[Page element annotations]
■ ■ ■ ■ ■

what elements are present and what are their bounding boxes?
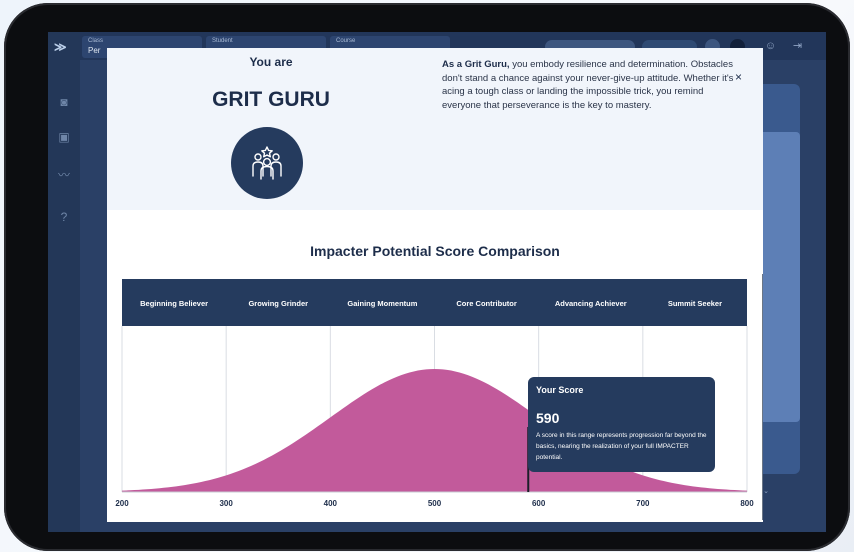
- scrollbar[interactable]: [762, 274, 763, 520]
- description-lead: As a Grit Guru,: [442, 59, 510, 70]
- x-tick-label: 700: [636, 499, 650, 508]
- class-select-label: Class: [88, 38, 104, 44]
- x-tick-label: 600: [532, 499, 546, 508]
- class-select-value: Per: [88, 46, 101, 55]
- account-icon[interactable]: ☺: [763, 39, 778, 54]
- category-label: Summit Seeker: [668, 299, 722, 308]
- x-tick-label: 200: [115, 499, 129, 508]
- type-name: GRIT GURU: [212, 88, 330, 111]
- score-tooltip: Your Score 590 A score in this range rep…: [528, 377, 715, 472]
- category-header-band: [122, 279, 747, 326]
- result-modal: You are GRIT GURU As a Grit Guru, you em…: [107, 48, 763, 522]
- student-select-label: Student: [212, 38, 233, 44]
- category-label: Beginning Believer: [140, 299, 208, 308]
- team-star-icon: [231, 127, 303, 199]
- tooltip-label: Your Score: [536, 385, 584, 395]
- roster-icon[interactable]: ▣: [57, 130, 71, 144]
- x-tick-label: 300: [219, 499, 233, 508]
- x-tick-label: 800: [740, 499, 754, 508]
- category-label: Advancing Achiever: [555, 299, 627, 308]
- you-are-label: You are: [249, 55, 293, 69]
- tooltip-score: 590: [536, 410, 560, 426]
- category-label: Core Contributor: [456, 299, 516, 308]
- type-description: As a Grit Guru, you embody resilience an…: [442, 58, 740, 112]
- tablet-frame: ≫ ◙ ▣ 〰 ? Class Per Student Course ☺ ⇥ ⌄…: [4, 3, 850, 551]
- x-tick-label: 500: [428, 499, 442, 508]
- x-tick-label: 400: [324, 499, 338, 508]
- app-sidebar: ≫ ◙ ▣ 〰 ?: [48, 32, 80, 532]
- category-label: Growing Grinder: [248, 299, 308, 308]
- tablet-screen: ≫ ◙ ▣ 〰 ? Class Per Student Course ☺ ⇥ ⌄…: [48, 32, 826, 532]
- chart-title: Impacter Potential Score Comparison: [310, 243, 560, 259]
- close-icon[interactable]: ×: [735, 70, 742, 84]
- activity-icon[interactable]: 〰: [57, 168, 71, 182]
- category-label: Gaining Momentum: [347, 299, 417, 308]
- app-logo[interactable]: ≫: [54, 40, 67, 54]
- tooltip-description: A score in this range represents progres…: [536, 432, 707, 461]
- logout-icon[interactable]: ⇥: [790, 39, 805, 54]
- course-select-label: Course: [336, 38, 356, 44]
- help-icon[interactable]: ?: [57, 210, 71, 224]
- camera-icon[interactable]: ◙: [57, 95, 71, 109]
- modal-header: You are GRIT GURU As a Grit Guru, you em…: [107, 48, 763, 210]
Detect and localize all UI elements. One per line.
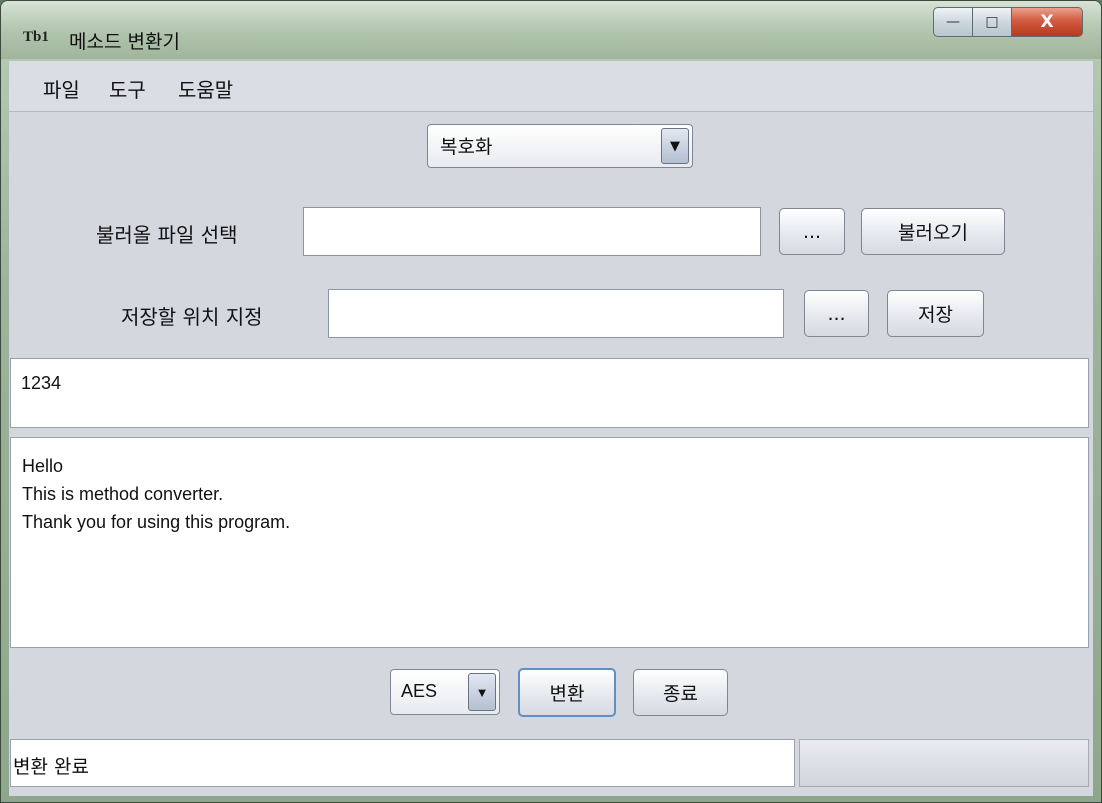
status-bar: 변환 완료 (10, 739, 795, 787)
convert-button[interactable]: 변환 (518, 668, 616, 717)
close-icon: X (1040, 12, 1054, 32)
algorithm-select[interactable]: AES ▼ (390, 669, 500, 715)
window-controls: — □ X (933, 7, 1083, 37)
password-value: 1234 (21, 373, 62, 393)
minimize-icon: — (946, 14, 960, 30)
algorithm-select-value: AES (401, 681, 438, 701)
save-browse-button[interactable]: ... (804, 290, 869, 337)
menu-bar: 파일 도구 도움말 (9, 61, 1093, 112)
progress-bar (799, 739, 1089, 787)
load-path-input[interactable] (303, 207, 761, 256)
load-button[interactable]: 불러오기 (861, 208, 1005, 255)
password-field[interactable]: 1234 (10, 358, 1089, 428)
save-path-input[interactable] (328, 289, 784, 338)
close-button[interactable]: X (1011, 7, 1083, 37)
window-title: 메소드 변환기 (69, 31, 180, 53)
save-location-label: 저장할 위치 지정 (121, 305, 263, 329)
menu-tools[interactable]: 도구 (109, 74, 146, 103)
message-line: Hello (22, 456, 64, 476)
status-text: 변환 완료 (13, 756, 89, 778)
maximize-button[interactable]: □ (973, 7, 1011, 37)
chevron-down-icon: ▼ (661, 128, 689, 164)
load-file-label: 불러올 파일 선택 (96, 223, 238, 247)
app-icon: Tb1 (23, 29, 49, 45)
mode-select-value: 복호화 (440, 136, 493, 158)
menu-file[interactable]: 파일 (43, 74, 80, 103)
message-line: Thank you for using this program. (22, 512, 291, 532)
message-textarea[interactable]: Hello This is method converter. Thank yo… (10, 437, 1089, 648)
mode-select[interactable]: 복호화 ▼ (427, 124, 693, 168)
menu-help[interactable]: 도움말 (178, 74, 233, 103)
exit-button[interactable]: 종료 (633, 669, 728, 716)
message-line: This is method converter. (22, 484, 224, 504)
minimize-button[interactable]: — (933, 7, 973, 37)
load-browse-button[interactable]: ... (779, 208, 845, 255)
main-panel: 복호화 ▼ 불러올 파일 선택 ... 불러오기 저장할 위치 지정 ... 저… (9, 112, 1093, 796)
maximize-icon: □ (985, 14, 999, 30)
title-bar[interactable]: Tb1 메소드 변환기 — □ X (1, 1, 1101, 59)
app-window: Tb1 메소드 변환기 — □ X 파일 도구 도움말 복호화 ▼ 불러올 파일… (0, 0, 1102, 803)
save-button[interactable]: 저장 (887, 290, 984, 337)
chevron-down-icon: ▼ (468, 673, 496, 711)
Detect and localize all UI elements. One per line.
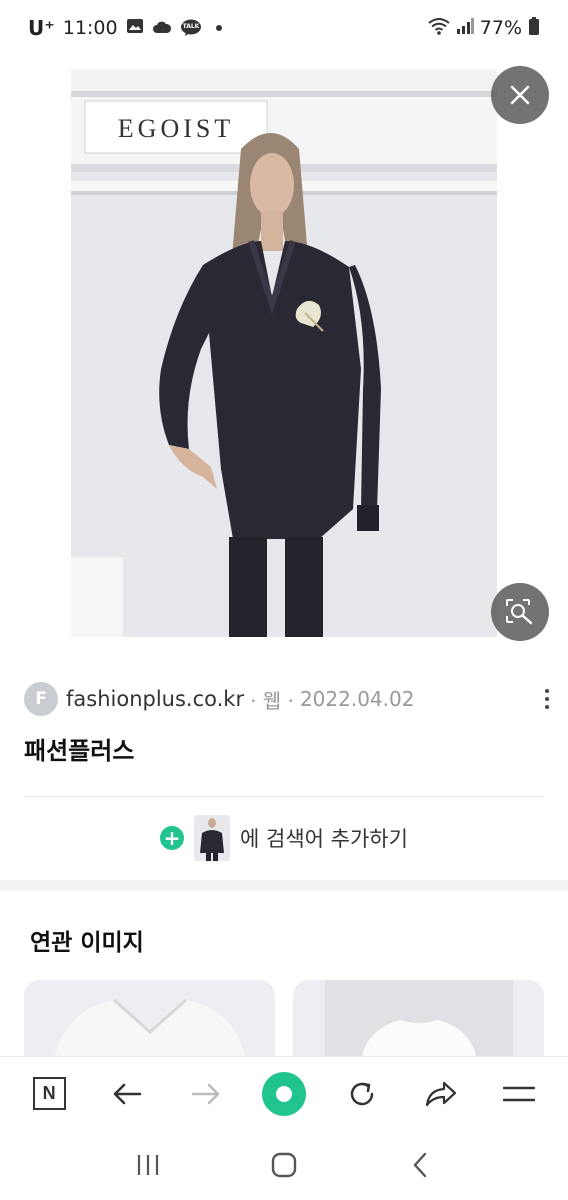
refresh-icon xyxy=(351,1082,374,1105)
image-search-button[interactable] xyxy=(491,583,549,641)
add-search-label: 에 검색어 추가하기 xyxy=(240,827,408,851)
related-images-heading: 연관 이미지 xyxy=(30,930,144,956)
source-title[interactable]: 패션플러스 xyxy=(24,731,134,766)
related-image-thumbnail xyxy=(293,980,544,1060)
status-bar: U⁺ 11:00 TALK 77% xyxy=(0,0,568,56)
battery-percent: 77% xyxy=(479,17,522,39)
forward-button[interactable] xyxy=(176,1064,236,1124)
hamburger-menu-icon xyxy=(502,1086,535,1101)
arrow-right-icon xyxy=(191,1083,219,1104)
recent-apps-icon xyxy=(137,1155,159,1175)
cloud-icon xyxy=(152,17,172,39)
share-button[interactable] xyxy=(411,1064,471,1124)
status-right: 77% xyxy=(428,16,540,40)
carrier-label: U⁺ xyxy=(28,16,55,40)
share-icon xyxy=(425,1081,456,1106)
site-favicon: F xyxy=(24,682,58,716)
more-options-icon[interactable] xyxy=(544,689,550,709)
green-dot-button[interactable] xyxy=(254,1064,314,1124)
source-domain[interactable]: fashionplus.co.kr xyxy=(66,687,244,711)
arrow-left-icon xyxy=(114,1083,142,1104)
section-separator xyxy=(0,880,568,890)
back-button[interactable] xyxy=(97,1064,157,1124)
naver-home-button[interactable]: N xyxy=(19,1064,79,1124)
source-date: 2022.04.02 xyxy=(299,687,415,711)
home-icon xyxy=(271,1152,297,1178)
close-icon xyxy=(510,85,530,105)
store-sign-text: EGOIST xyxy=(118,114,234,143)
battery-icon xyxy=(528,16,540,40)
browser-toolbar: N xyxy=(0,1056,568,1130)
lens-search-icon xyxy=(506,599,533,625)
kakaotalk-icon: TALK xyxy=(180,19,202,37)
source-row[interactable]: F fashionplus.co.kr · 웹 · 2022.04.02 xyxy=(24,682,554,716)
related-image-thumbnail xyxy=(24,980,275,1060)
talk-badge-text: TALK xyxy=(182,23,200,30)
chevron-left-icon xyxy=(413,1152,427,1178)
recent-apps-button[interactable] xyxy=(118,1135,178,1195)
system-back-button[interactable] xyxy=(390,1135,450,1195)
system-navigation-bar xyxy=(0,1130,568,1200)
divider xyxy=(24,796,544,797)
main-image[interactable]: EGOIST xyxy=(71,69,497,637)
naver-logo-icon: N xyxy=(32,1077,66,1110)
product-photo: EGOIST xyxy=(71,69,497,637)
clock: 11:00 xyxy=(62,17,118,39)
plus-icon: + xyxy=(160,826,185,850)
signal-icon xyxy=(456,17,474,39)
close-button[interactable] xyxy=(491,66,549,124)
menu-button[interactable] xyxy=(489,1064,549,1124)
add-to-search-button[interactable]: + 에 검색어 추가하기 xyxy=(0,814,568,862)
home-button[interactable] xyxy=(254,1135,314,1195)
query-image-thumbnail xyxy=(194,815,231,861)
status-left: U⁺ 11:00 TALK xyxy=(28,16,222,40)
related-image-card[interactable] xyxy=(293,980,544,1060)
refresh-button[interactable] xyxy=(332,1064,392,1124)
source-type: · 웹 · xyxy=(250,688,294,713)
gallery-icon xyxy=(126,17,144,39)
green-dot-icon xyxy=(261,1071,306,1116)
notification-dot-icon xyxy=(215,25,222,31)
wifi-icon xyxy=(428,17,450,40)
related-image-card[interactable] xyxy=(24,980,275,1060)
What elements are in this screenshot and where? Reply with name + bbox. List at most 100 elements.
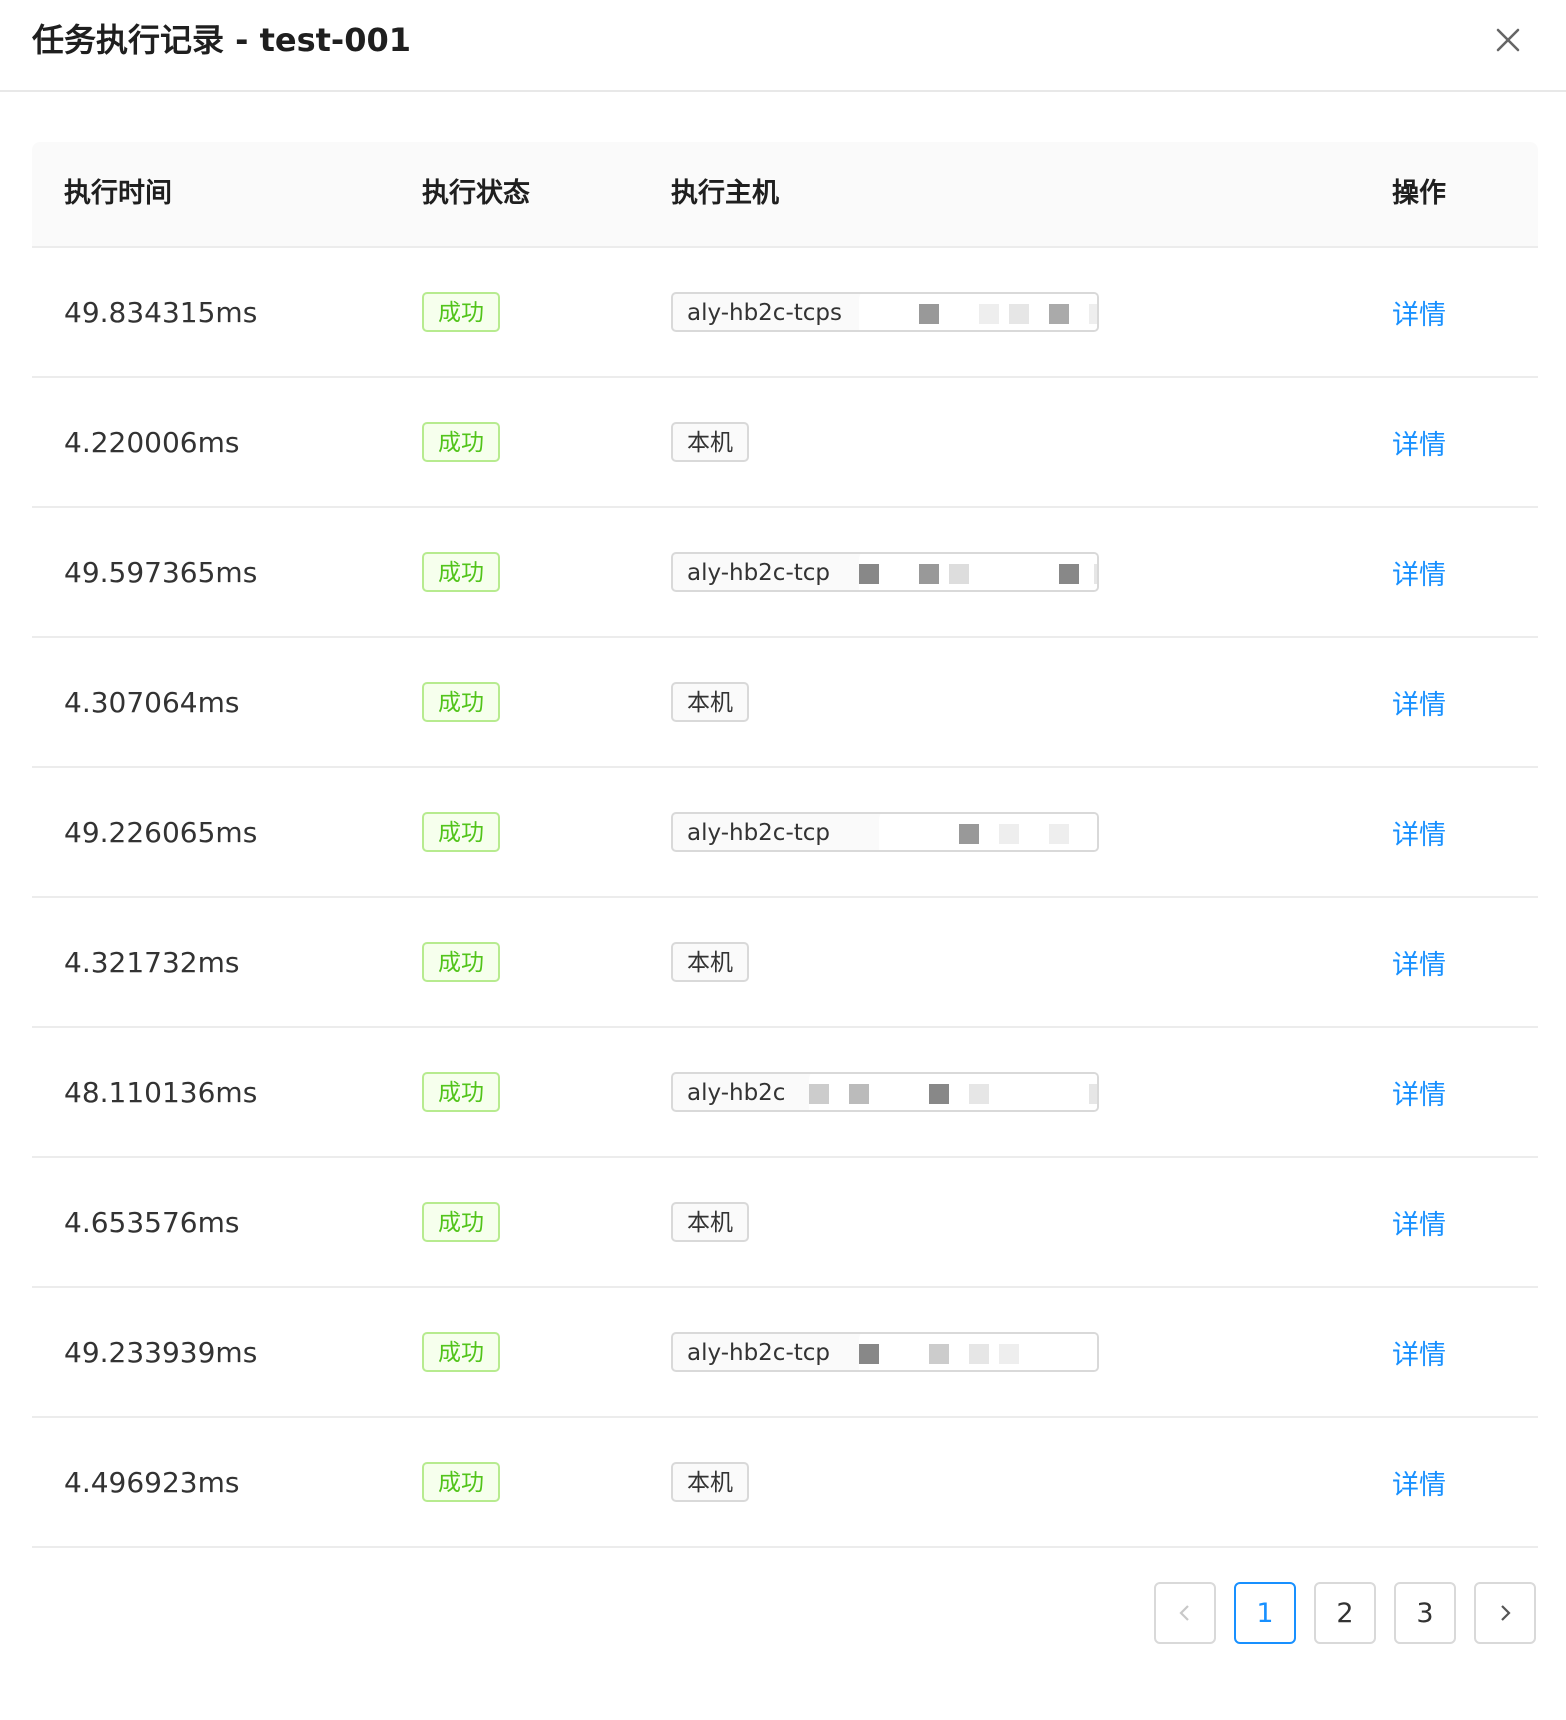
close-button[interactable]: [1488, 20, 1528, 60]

■ ■ ■ ■ ■

→ **TO DO**: Output the lines from the one containing "- scrollbar[interactable]: [762, 274, 763, 520]" through the one containing "- x-tick-label: 200: [115, 499, 129, 508]", inclusive, reproducing each line precisely.

→ **SOLVED PROBLEM**:
- scrollbar[interactable]: [762, 274, 763, 520]
- description-lead: As a Grit Guru,: [442, 59, 510, 70]
- x-tick-label: 700: [636, 499, 650, 508]
- class-select-label: Class: [88, 38, 104, 44]
- x-tick-label: 600: [532, 499, 546, 508]
- class-select-value: Per: [88, 46, 101, 55]
- account-icon[interactable]: ☺: [763, 39, 778, 54]
- category-label: Summit Seeker: [668, 299, 722, 308]
- x-tick-label: 200: [115, 499, 129, 508]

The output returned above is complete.